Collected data
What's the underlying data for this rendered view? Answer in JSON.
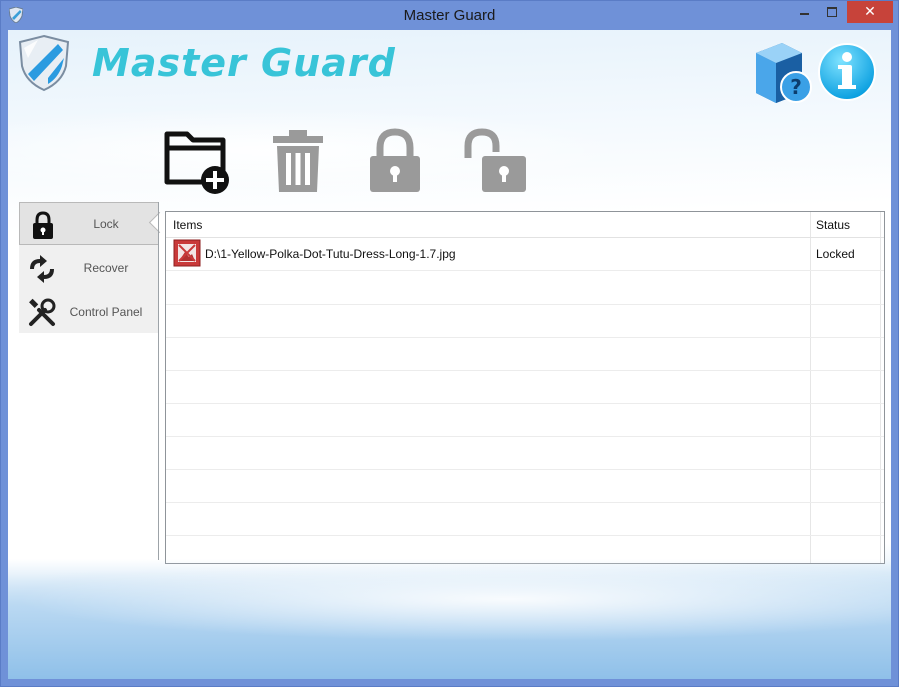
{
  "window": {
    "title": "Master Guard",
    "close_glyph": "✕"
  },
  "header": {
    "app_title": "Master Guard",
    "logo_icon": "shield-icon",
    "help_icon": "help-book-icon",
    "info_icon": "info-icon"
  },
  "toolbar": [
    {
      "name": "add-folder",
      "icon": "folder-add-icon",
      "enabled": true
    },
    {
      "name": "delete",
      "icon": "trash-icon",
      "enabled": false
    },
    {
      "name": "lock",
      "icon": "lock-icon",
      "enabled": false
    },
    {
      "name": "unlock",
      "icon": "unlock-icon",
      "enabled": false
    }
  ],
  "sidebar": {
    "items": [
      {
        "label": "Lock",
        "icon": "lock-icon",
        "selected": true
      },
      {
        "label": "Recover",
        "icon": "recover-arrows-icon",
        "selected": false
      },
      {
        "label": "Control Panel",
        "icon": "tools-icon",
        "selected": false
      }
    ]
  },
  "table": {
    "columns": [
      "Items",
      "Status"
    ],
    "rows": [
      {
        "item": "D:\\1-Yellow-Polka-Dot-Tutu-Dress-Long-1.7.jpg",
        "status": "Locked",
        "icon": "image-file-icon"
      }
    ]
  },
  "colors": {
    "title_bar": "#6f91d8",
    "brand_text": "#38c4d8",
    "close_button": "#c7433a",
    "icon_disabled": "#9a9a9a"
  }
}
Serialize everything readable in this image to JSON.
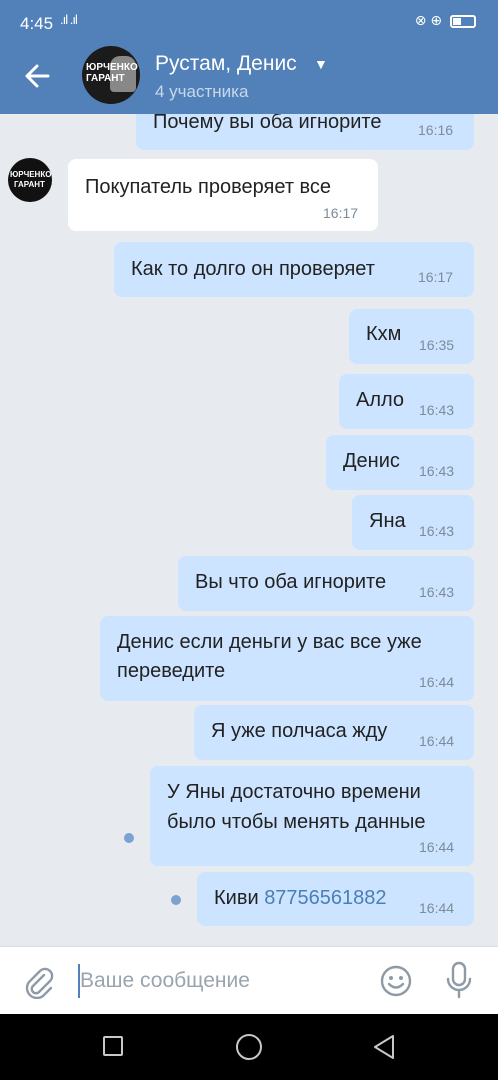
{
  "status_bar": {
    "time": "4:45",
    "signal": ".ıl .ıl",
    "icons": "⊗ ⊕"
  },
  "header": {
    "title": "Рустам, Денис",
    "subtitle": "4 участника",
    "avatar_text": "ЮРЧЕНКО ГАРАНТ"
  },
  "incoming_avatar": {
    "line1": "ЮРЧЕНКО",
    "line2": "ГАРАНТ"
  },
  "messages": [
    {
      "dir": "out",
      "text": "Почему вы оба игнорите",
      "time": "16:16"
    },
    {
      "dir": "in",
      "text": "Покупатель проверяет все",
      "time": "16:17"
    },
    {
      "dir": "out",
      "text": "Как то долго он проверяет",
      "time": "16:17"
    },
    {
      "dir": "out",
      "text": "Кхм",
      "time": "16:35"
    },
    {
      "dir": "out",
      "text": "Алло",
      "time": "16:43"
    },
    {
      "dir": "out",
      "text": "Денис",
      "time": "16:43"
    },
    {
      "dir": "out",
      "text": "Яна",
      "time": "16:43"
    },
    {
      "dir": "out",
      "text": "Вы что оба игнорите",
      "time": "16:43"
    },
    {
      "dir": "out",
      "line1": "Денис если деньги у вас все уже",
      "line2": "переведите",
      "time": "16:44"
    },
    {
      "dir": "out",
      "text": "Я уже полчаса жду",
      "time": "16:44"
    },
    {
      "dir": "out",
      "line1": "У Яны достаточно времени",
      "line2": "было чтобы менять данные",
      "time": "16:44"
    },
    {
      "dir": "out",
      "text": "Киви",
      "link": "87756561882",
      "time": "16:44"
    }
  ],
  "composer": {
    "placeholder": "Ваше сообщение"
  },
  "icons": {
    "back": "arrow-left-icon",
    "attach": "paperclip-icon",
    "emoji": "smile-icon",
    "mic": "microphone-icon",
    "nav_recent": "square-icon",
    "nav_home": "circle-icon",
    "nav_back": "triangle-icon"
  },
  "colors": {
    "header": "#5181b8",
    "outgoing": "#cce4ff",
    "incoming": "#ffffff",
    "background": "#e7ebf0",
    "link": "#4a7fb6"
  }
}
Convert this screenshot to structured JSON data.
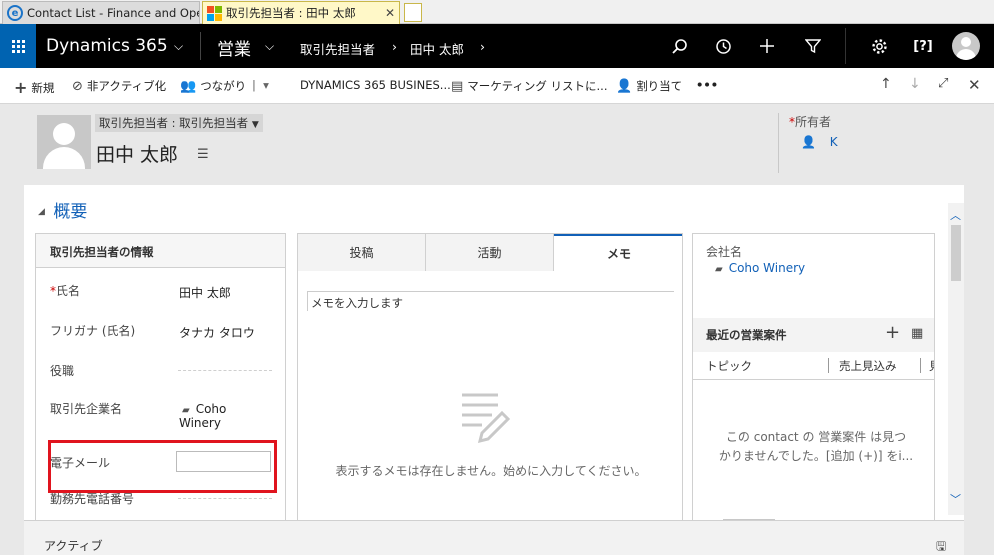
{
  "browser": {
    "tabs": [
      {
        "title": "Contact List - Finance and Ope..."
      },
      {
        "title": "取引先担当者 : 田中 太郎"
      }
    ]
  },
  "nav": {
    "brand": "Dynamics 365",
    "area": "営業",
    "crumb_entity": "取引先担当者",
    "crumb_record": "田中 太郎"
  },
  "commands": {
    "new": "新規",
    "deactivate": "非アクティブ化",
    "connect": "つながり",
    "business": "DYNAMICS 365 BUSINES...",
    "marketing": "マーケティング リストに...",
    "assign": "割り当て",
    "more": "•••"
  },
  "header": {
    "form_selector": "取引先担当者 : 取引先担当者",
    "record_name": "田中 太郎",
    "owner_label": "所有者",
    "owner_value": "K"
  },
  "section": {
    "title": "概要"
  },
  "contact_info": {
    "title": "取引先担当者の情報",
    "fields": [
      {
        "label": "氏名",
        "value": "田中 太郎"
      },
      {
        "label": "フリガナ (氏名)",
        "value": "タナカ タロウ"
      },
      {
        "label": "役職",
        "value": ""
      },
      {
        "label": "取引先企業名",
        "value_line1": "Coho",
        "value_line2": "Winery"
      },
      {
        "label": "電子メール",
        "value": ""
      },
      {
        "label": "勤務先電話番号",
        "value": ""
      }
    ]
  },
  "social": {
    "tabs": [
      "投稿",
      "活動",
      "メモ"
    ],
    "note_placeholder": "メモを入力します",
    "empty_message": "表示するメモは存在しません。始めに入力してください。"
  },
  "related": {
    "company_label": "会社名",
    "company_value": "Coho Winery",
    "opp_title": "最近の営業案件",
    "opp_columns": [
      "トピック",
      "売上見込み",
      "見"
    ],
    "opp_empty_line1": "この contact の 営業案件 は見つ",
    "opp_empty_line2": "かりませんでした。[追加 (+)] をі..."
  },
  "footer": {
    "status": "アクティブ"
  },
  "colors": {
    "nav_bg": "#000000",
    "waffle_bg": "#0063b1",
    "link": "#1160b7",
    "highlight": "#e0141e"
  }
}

### GOAL
Leave out every picture and copy the rest of the records exactly.

### EXERCISE OUTPUT
What's the underlying data for this rendered view? Answer in JSON.
{
  "window": {
    "title": "Master Guard",
    "close_glyph": "✕"
  },
  "header": {
    "app_title": "Master Guard",
    "logo_icon": "shield-icon",
    "help_icon": "help-book-icon",
    "info_icon": "info-icon"
  },
  "toolbar": [
    {
      "name": "add-folder",
      "icon": "folder-add-icon",
      "enabled": true
    },
    {
      "name": "delete",
      "icon": "trash-icon",
      "enabled": false
    },
    {
      "name": "lock",
      "icon": "lock-icon",
      "enabled": false
    },
    {
      "name": "unlock",
      "icon": "unlock-icon",
      "enabled": false
    }
  ],
  "sidebar": {
    "items": [
      {
        "label": "Lock",
        "icon": "lock-icon",
        "selected": true
      },
      {
        "label": "Recover",
        "icon": "recover-arrows-icon",
        "selected": false
      },
      {
        "label": "Control Panel",
        "icon": "tools-icon",
        "selected": false
      }
    ]
  },
  "table": {
    "columns": [
      "Items",
      "Status"
    ],
    "rows": [
      {
        "item": "D:\\1-Yellow-Polka-Dot-Tutu-Dress-Long-1.7.jpg",
        "status": "Locked",
        "icon": "image-file-icon"
      }
    ]
  },
  "colors": {
    "title_bar": "#6f91d8",
    "brand_text": "#38c4d8",
    "close_button": "#c7433a",
    "icon_disabled": "#9a9a9a"
  }
}
Serialize everything readable in this image to JSON.
{
  "status_bar": {
    "time": "4:45",
    "signal": ".ıl .ıl",
    "icons": "⊗ ⊕"
  },
  "header": {
    "title": "Рустам, Денис",
    "subtitle": "4 участника",
    "avatar_text": "ЮРЧЕНКО ГАРАНТ"
  },
  "incoming_avatar": {
    "line1": "ЮРЧЕНКО",
    "line2": "ГАРАНТ"
  },
  "messages": [
    {
      "dir": "out",
      "text": "Почему вы оба игнорите",
      "time": "16:16"
    },
    {
      "dir": "in",
      "text": "Покупатель проверяет все",
      "time": "16:17"
    },
    {
      "dir": "out",
      "text": "Как то долго он проверяет",
      "time": "16:17"
    },
    {
      "dir": "out",
      "text": "Кхм",
      "time": "16:35"
    },
    {
      "dir": "out",
      "text": "Алло",
      "time": "16:43"
    },
    {
      "dir": "out",
      "text": "Денис",
      "time": "16:43"
    },
    {
      "dir": "out",
      "text": "Яна",
      "time": "16:43"
    },
    {
      "dir": "out",
      "text": "Вы что оба игнорите",
      "time": "16:43"
    },
    {
      "dir": "out",
      "line1": "Денис если деньги у вас все уже",
      "line2": "переведите",
      "time": "16:44"
    },
    {
      "dir": "out",
      "text": "Я уже полчаса жду",
      "time": "16:44"
    },
    {
      "dir": "out",
      "line1": "У Яны достаточно времени",
      "line2": "было чтобы менять данные",
      "time": "16:44"
    },
    {
      "dir": "out",
      "text": "Киви",
      "link": "87756561882",
      "time": "16:44"
    }
  ],
  "composer": {
    "placeholder": "Ваше сообщение"
  },
  "icons": {
    "back": "arrow-left-icon",
    "attach": "paperclip-icon",
    "emoji": "smile-icon",
    "mic": "microphone-icon",
    "nav_recent": "square-icon",
    "nav_home": "circle-icon",
    "nav_back": "triangle-icon"
  },
  "colors": {
    "header": "#5181b8",
    "outgoing": "#cce4ff",
    "incoming": "#ffffff",
    "background": "#e7ebf0",
    "link": "#4a7fb6"
  }
}
Convert this screenshot to structured JSON data.
{
  "browser": {
    "tabs": [
      {
        "title": "Contact List - Finance and Ope..."
      },
      {
        "title": "取引先担当者 : 田中 太郎"
      }
    ]
  },
  "nav": {
    "brand": "Dynamics 365",
    "area": "営業",
    "crumb_entity": "取引先担当者",
    "crumb_record": "田中 太郎"
  },
  "commands": {
    "new": "新規",
    "deactivate": "非アクティブ化",
    "connect": "つながり",
    "business": "DYNAMICS 365 BUSINES...",
    "marketing": "マーケティング リストに...",
    "assign": "割り当て",
    "more": "•••"
  },
  "header": {
    "form_selector": "取引先担当者 : 取引先担当者",
    "record_name": "田中 太郎",
    "owner_label": "所有者",
    "owner_value": "K"
  },
  "section": {
    "title": "概要"
  },
  "contact_info": {
    "title": "取引先担当者の情報",
    "fields": [
      {
        "label": "氏名",
        "value": "田中 太郎"
      },
      {
        "label": "フリガナ (氏名)",
        "value": "タナカ タロウ"
      },
      {
        "label": "役職",
        "value": ""
      },
      {
        "label": "取引先企業名",
        "value_line1": "Coho",
        "value_line2": "Winery"
      },
      {
        "label": "電子メール",
        "value": ""
      },
      {
        "label": "勤務先電話番号",
        "value": ""
      }
    ]
  },
  "social": {
    "tabs": [
      "投稿",
      "活動",
      "メモ"
    ],
    "note_placeholder": "メモを入力します",
    "empty_message": "表示するメモは存在しません。始めに入力してください。"
  },
  "related": {
    "company_label": "会社名",
    "company_value": "Coho Winery",
    "opp_title": "最近の営業案件",
    "opp_columns": [
      "トピック",
      "売上見込み",
      "見"
    ],
    "opp_empty_line1": "この contact の 営業案件 は見つ",
    "opp_empty_line2": "かりませんでした。[追加 (+)] をі..."
  },
  "footer": {
    "status": "アクティブ"
  },
  "colors": {
    "nav_bg": "#000000",
    "waffle_bg": "#0063b1",
    "link": "#1160b7",
    "highlight": "#e0141e"
  }
}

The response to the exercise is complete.